### Problem to solve
Transcribe all the entries word for word, but omit the images.

### Records provided
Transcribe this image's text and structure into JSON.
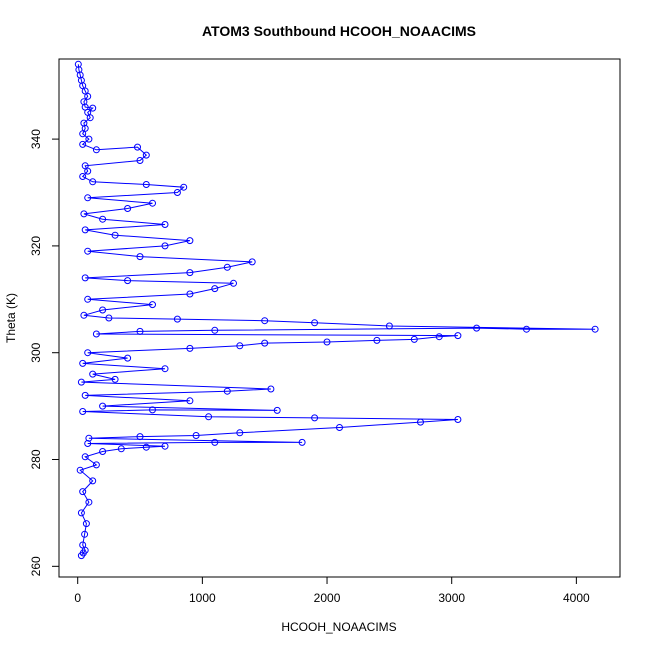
{
  "chart_data": {
    "type": "scatter",
    "title": "ATOM3 Southbound HCOOH_NOAACIMS",
    "xlabel": "HCOOH_NOAACIMS",
    "ylabel": "Theta (K)",
    "xlim": [
      -150,
      4350
    ],
    "ylim": [
      258,
      355
    ],
    "x_ticks": [
      0,
      1000,
      2000,
      3000,
      4000
    ],
    "y_ticks": [
      260,
      280,
      300,
      320,
      340
    ],
    "marker": "open-circle",
    "connect_points": true,
    "grid": false,
    "legend": "none",
    "series_color": "#0000FF",
    "series": [
      {
        "points": [
          [
            30,
            262
          ],
          [
            45,
            262.5
          ],
          [
            60,
            263
          ],
          [
            40,
            264
          ],
          [
            55,
            266
          ],
          [
            70,
            268
          ],
          [
            30,
            270
          ],
          [
            90,
            272
          ],
          [
            40,
            274
          ],
          [
            120,
            276
          ],
          [
            20,
            278
          ],
          [
            150,
            279
          ],
          [
            60,
            280.5
          ],
          [
            200,
            281.5
          ],
          [
            350,
            282
          ],
          [
            550,
            282.3
          ],
          [
            700,
            282.5
          ],
          [
            80,
            283
          ],
          [
            1100,
            283.2
          ],
          [
            1800,
            283.2
          ],
          [
            90,
            284
          ],
          [
            500,
            284.3
          ],
          [
            950,
            284.5
          ],
          [
            1300,
            285
          ],
          [
            2100,
            286
          ],
          [
            2750,
            287
          ],
          [
            3050,
            287.5
          ],
          [
            1900,
            287.8
          ],
          [
            1050,
            288
          ],
          [
            40,
            289
          ],
          [
            600,
            289.3
          ],
          [
            1600,
            289.2
          ],
          [
            200,
            290
          ],
          [
            900,
            291
          ],
          [
            60,
            292
          ],
          [
            1200,
            292.8
          ],
          [
            1550,
            293.2
          ],
          [
            30,
            294.5
          ],
          [
            300,
            295
          ],
          [
            120,
            296
          ],
          [
            700,
            297
          ],
          [
            40,
            298
          ],
          [
            400,
            299
          ],
          [
            80,
            300
          ],
          [
            900,
            300.8
          ],
          [
            1300,
            301.3
          ],
          [
            1500,
            301.8
          ],
          [
            2000,
            302
          ],
          [
            2400,
            302.3
          ],
          [
            2700,
            302.5
          ],
          [
            2900,
            303
          ],
          [
            3050,
            303.2
          ],
          [
            150,
            303.5
          ],
          [
            500,
            304
          ],
          [
            1100,
            304.2
          ],
          [
            3200,
            304.6
          ],
          [
            3600,
            304.4
          ],
          [
            4150,
            304.4
          ],
          [
            2500,
            305
          ],
          [
            1900,
            305.6
          ],
          [
            1500,
            306
          ],
          [
            800,
            306.3
          ],
          [
            250,
            306.5
          ],
          [
            50,
            307
          ],
          [
            200,
            308
          ],
          [
            600,
            309
          ],
          [
            80,
            310
          ],
          [
            900,
            311
          ],
          [
            1100,
            312
          ],
          [
            1250,
            313
          ],
          [
            400,
            313.5
          ],
          [
            60,
            314
          ],
          [
            900,
            315
          ],
          [
            1200,
            316
          ],
          [
            1400,
            317
          ],
          [
            500,
            318
          ],
          [
            80,
            319
          ],
          [
            700,
            320
          ],
          [
            900,
            321
          ],
          [
            300,
            322
          ],
          [
            60,
            323
          ],
          [
            700,
            324
          ],
          [
            200,
            325
          ],
          [
            50,
            326
          ],
          [
            400,
            327
          ],
          [
            600,
            328
          ],
          [
            80,
            329
          ],
          [
            800,
            330
          ],
          [
            850,
            331
          ],
          [
            550,
            331.5
          ],
          [
            120,
            332
          ],
          [
            40,
            333
          ],
          [
            80,
            334
          ],
          [
            60,
            335
          ],
          [
            500,
            336
          ],
          [
            550,
            337
          ],
          [
            480,
            338.5
          ],
          [
            150,
            338
          ],
          [
            40,
            339
          ],
          [
            90,
            340
          ],
          [
            40,
            341
          ],
          [
            60,
            342
          ],
          [
            50,
            343
          ],
          [
            100,
            344
          ],
          [
            80,
            345
          ],
          [
            120,
            345.8
          ],
          [
            60,
            346
          ],
          [
            50,
            347
          ],
          [
            80,
            348
          ],
          [
            60,
            349
          ],
          [
            40,
            350
          ],
          [
            30,
            351
          ],
          [
            20,
            352
          ],
          [
            10,
            353
          ],
          [
            5,
            354
          ]
        ]
      }
    ]
  }
}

### Task answer
Transcribe this image's text and structure into JSON.
{
  "chart_data": {
    "type": "scatter",
    "title": "ATOM3 Southbound HCOOH_NOAACIMS",
    "xlabel": "HCOOH_NOAACIMS",
    "ylabel": "Theta (K)",
    "xlim": [
      -150,
      4350
    ],
    "ylim": [
      258,
      355
    ],
    "x_ticks": [
      0,
      1000,
      2000,
      3000,
      4000
    ],
    "y_ticks": [
      260,
      280,
      300,
      320,
      340
    ],
    "marker": "open-circle",
    "connect_points": true,
    "grid": false,
    "legend": "none",
    "series_color": "#0000FF",
    "series": [
      {
        "points": [
          [
            30,
            262
          ],
          [
            45,
            262.5
          ],
          [
            60,
            263
          ],
          [
            40,
            264
          ],
          [
            55,
            266
          ],
          [
            70,
            268
          ],
          [
            30,
            270
          ],
          [
            90,
            272
          ],
          [
            40,
            274
          ],
          [
            120,
            276
          ],
          [
            20,
            278
          ],
          [
            150,
            279
          ],
          [
            60,
            280.5
          ],
          [
            200,
            281.5
          ],
          [
            350,
            282
          ],
          [
            550,
            282.3
          ],
          [
            700,
            282.5
          ],
          [
            80,
            283
          ],
          [
            1100,
            283.2
          ],
          [
            1800,
            283.2
          ],
          [
            90,
            284
          ],
          [
            500,
            284.3
          ],
          [
            950,
            284.5
          ],
          [
            1300,
            285
          ],
          [
            2100,
            286
          ],
          [
            2750,
            287
          ],
          [
            3050,
            287.5
          ],
          [
            1900,
            287.8
          ],
          [
            1050,
            288
          ],
          [
            40,
            289
          ],
          [
            600,
            289.3
          ],
          [
            1600,
            289.2
          ],
          [
            200,
            290
          ],
          [
            900,
            291
          ],
          [
            60,
            292
          ],
          [
            1200,
            292.8
          ],
          [
            1550,
            293.2
          ],
          [
            30,
            294.5
          ],
          [
            300,
            295
          ],
          [
            120,
            296
          ],
          [
            700,
            297
          ],
          [
            40,
            298
          ],
          [
            400,
            299
          ],
          [
            80,
            300
          ],
          [
            900,
            300.8
          ],
          [
            1300,
            301.3
          ],
          [
            1500,
            301.8
          ],
          [
            2000,
            302
          ],
          [
            2400,
            302.3
          ],
          [
            2700,
            302.5
          ],
          [
            2900,
            303
          ],
          [
            3050,
            303.2
          ],
          [
            150,
            303.5
          ],
          [
            500,
            304
          ],
          [
            1100,
            304.2
          ],
          [
            3200,
            304.6
          ],
          [
            3600,
            304.4
          ],
          [
            4150,
            304.4
          ],
          [
            2500,
            305
          ],
          [
            1900,
            305.6
          ],
          [
            1500,
            306
          ],
          [
            800,
            306.3
          ],
          [
            250,
            306.5
          ],
          [
            50,
            307
          ],
          [
            200,
            308
          ],
          [
            600,
            309
          ],
          [
            80,
            310
          ],
          [
            900,
            311
          ],
          [
            1100,
            312
          ],
          [
            1250,
            313
          ],
          [
            400,
            313.5
          ],
          [
            60,
            314
          ],
          [
            900,
            315
          ],
          [
            1200,
            316
          ],
          [
            1400,
            317
          ],
          [
            500,
            318
          ],
          [
            80,
            319
          ],
          [
            700,
            320
          ],
          [
            900,
            321
          ],
          [
            300,
            322
          ],
          [
            60,
            323
          ],
          [
            700,
            324
          ],
          [
            200,
            325
          ],
          [
            50,
            326
          ],
          [
            400,
            327
          ],
          [
            600,
            328
          ],
          [
            80,
            329
          ],
          [
            800,
            330
          ],
          [
            850,
            331
          ],
          [
            550,
            331.5
          ],
          [
            120,
            332
          ],
          [
            40,
            333
          ],
          [
            80,
            334
          ],
          [
            60,
            335
          ],
          [
            500,
            336
          ],
          [
            550,
            337
          ],
          [
            480,
            338.5
          ],
          [
            150,
            338
          ],
          [
            40,
            339
          ],
          [
            90,
            340
          ],
          [
            40,
            341
          ],
          [
            60,
            342
          ],
          [
            50,
            343
          ],
          [
            100,
            344
          ],
          [
            80,
            345
          ],
          [
            120,
            345.8
          ],
          [
            60,
            346
          ],
          [
            50,
            347
          ],
          [
            80,
            348
          ],
          [
            60,
            349
          ],
          [
            40,
            350
          ],
          [
            30,
            351
          ],
          [
            20,
            352
          ],
          [
            10,
            353
          ],
          [
            5,
            354
          ]
        ]
      }
    ]
  }
}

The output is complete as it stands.